(Dataset items)
§ §

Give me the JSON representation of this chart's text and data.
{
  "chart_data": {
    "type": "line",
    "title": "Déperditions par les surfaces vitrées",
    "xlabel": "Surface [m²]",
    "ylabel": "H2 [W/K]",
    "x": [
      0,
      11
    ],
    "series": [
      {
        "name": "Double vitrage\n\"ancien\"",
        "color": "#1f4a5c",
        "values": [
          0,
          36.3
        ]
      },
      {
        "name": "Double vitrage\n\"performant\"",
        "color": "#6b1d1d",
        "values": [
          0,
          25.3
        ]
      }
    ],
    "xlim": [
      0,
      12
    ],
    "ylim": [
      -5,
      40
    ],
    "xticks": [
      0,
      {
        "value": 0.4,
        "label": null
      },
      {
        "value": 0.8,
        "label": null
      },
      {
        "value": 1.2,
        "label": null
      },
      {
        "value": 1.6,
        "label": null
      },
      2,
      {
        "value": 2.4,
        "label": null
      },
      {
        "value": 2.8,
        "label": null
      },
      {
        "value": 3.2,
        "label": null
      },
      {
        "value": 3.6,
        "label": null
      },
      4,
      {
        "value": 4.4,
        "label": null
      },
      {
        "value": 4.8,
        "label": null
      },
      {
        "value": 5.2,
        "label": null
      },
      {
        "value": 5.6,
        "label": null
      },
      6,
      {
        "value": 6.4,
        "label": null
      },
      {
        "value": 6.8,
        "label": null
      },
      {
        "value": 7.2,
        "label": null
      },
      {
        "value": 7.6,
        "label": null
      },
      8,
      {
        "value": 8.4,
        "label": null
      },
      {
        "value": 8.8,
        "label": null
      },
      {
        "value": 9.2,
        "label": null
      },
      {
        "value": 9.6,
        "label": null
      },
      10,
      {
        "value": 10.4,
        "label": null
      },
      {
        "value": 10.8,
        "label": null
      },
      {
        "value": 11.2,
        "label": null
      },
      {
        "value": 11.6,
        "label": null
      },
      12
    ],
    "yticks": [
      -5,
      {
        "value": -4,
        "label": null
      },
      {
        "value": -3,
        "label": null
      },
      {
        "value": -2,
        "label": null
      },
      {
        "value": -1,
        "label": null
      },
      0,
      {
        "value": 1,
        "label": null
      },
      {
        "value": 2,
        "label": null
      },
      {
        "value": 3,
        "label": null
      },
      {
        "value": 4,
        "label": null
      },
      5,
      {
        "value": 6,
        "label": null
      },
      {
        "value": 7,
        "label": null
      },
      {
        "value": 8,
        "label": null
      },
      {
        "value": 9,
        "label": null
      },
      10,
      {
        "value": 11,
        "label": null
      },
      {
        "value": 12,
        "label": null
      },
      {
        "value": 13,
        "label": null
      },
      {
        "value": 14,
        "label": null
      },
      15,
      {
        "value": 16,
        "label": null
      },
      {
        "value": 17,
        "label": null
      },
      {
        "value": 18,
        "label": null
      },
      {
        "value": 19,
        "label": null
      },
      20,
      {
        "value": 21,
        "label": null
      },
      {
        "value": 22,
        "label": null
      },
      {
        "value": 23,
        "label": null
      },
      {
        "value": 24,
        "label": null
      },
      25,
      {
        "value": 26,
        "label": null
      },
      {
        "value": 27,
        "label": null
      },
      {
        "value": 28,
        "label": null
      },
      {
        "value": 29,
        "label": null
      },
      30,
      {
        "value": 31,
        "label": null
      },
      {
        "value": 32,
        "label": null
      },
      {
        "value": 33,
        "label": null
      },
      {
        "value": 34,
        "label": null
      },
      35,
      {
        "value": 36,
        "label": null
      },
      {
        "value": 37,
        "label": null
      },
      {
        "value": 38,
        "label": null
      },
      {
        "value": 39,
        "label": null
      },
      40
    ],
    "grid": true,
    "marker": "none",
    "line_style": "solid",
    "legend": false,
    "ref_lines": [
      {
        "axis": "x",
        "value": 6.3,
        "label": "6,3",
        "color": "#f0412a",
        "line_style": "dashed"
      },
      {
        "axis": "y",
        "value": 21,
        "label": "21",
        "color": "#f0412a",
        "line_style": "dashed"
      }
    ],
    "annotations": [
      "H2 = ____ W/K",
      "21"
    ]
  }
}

§ §

→ WRITTEN INSTRUCTION
Reproduce each record exactly, leaving nothing out.

→ FINAL RESULT
Give me the JSON representation of this chart's text and data.
{
  "chart_data": {
    "type": "line",
    "title": "Déperditions par les surfaces vitrées",
    "xlabel": "Surface [m²]",
    "ylabel": "H2 [W/K]",
    "x": [
      0,
      11
    ],
    "series": [
      {
        "name": "Double vitrage\n\"ancien\"",
        "color": "#1f4a5c",
        "values": [
          0,
          36.3
        ]
      },
      {
        "name": "Double vitrage\n\"performant\"",
        "color": "#6b1d1d",
        "values": [
          0,
          25.3
        ]
      }
    ],
    "xlim": [
      0,
      12
    ],
    "ylim": [
      -5,
      40
    ],
    "xticks": [
      0,
      {
        "value": 0.4,
        "label": null
      },
      {
        "value": 0.8,
        "label": null
      },
      {
        "value": 1.2,
        "label": null
      },
      {
        "value": 1.6,
        "label": null
      },
      2,
      {
        "value": 2.4,
        "label": null
      },
      {
        "value": 2.8,
        "label": null
      },
      {
        "value": 3.2,
        "label": null
      },
      {
        "value": 3.6,
        "label": null
      },
      4,
      {
        "value": 4.4,
        "label": null
      },
      {
        "value": 4.8,
        "label": null
      },
      {
        "value": 5.2,
        "label": null
      },
      {
        "value": 5.6,
        "label": null
      },
      6,
      {
        "value": 6.4,
        "label": null
      },
      {
        "value": 6.8,
        "label": null
      },
      {
        "value": 7.2,
        "label": null
      },
      {
        "value": 7.6,
        "label": null
      },
      8,
      {
        "value": 8.4,
        "label": null
      },
      {
        "value": 8.8,
        "label": null
      },
      {
        "value": 9.2,
        "label": null
      },
      {
        "value": 9.6,
        "label": null
      },
      10,
      {
        "value": 10.4,
        "label": null
      },
      {
        "value": 10.8,
        "label": null
      },
      {
        "value": 11.2,
        "label": null
      },
      {
        "value": 11.6,
        "label": null
      },
      12
    ],
    "yticks": [
      -5,
      {
        "value": -4,
        "label": null
      },
      {
        "value": -3,
        "label": null
      },
      {
        "value": -2,
        "label": null
      },
      {
        "value": -1,
        "label": null
      },
      0,
      {
        "value": 1,
        "label": null
      },
      {
        "value": 2,
        "label": null
      },
      {
        "value": 3,
        "label": null
      },
      {
        "value": 4,
        "label": null
      },
      5,
      {
        "value": 6,
        "label": null
      },
      {
        "value": 7,
        "label": null
      },
      {
        "value": 8,
        "label": null
      },
      {
        "value": 9,
        "label": null
      },
      10,
      {
        "value": 11,
        "label": null
      },
      {
        "value": 12,
        "label": null
      },
      {
        "value": 13,
        "label": null
      },
      {
        "value": 14,
        "label": null
      },
      15,
      {
        "value": 16,
        "label": null
      },
      {
        "value": 17,
        "label": null
      },
      {
        "value": 18,
        "label": null
      },
      {
        "value": 19,
        "label": null
      },
      20,
      {
        "value": 21,
        "label": null
      },
      {
        "value": 22,
        "label": null
      },
      {
        "value": 23,
        "label": null
      },
      {
        "value": 24,
        "label": null
      },
      25,
      {
        "value": 26,
        "label": null
      },
      {
        "value": 27,
        "label": null
      },
      {
        "value": 28,
        "label": null
      },
      {
        "value": 29,
        "label": null
      },
      30,
      {
        "value": 31,
        "label": null
      },
      {
        "value": 32,
        "label": null
      },
      {
        "value": 33,
        "label": null
      },
      {
        "value": 34,
        "label": null
      },
      35,
      {
        "value": 36,
        "label": null
      },
      {
        "value": 37,
        "label": null
      },
      {
        "value": 38,
        "label": null
      },
      {
        "value": 39,
        "label": null
      },
      40
    ],
    "grid": true,
    "marker": "none",
    "line_style": "solid",
    "legend": false,
    "ref_lines": [
      {
        "axis": "x",
        "value": 6.3,
        "label": "6,3",
        "color": "#f0412a",
        "line_style": "dashed"
      },
      {
        "axis": "y",
        "value": 21,
        "label": "21",
        "color": "#f0412a",
        "line_style": "dashed"
      }
    ],
    "annotations": [
      "H2 = ____ W/K",
      "21"
    ]
  }
}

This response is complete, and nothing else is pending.